▶ Direction
Find every line in the records below that holds the word "demand", and copy it out.

▶ Source records
......
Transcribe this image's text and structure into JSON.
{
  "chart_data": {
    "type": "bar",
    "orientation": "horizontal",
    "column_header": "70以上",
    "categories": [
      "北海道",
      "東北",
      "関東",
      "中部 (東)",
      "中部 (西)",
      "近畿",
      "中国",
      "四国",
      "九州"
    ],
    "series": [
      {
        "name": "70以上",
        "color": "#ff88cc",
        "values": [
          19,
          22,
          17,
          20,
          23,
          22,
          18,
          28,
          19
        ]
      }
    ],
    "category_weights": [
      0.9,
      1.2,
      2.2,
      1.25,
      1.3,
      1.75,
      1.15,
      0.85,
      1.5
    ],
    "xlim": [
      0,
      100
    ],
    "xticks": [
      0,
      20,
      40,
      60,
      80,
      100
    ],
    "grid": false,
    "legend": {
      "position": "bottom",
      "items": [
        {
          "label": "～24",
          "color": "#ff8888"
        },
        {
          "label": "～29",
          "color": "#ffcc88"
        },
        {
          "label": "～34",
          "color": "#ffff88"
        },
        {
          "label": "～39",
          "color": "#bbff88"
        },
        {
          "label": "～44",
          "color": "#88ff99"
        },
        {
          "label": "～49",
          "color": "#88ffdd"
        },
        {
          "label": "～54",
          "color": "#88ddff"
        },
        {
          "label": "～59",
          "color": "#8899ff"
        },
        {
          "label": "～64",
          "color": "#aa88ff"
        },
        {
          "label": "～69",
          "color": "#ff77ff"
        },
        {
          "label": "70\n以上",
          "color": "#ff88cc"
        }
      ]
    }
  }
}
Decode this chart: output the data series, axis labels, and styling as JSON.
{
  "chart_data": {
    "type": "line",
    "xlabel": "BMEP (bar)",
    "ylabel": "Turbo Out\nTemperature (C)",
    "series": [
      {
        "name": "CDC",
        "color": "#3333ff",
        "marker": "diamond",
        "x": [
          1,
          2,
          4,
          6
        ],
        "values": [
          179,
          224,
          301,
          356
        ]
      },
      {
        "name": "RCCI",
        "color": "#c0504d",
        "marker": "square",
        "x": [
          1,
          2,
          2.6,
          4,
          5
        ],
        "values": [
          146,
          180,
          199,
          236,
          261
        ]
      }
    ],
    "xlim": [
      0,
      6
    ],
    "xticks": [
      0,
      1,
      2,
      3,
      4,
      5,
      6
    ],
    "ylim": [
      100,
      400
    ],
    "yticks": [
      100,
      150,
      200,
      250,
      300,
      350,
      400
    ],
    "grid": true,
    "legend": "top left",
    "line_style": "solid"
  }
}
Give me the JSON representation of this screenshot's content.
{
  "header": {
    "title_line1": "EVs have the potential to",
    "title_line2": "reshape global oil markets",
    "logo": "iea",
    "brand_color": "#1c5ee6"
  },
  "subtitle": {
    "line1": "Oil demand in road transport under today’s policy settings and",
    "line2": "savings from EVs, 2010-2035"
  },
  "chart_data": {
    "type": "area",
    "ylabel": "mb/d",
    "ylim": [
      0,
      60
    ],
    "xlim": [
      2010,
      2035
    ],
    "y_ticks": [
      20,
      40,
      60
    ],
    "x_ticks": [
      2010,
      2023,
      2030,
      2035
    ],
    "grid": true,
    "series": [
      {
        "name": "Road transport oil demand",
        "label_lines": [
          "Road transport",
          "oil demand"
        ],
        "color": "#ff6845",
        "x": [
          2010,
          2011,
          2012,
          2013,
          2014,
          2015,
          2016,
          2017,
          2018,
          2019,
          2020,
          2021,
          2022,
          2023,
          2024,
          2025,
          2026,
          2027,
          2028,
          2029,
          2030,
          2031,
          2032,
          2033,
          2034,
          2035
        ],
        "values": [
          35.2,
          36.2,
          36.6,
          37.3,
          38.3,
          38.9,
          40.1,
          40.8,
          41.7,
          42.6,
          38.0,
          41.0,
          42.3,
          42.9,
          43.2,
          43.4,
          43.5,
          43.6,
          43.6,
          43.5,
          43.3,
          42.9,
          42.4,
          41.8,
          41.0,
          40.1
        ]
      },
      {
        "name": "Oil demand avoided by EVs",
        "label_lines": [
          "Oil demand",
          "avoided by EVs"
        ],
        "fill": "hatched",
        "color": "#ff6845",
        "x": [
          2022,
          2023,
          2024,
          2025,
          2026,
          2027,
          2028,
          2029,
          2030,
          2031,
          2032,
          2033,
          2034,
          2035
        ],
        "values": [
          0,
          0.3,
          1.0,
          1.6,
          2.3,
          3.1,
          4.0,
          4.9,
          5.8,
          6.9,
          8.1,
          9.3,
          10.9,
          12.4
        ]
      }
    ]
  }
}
......
▶ Final result
    "line1": "Oil demand in road transport under today’s policy settings and",
        "name": "Road transport oil demand",
          "oil demand"
        "name": "Oil demand avoided by EVs",
          "Oil demand",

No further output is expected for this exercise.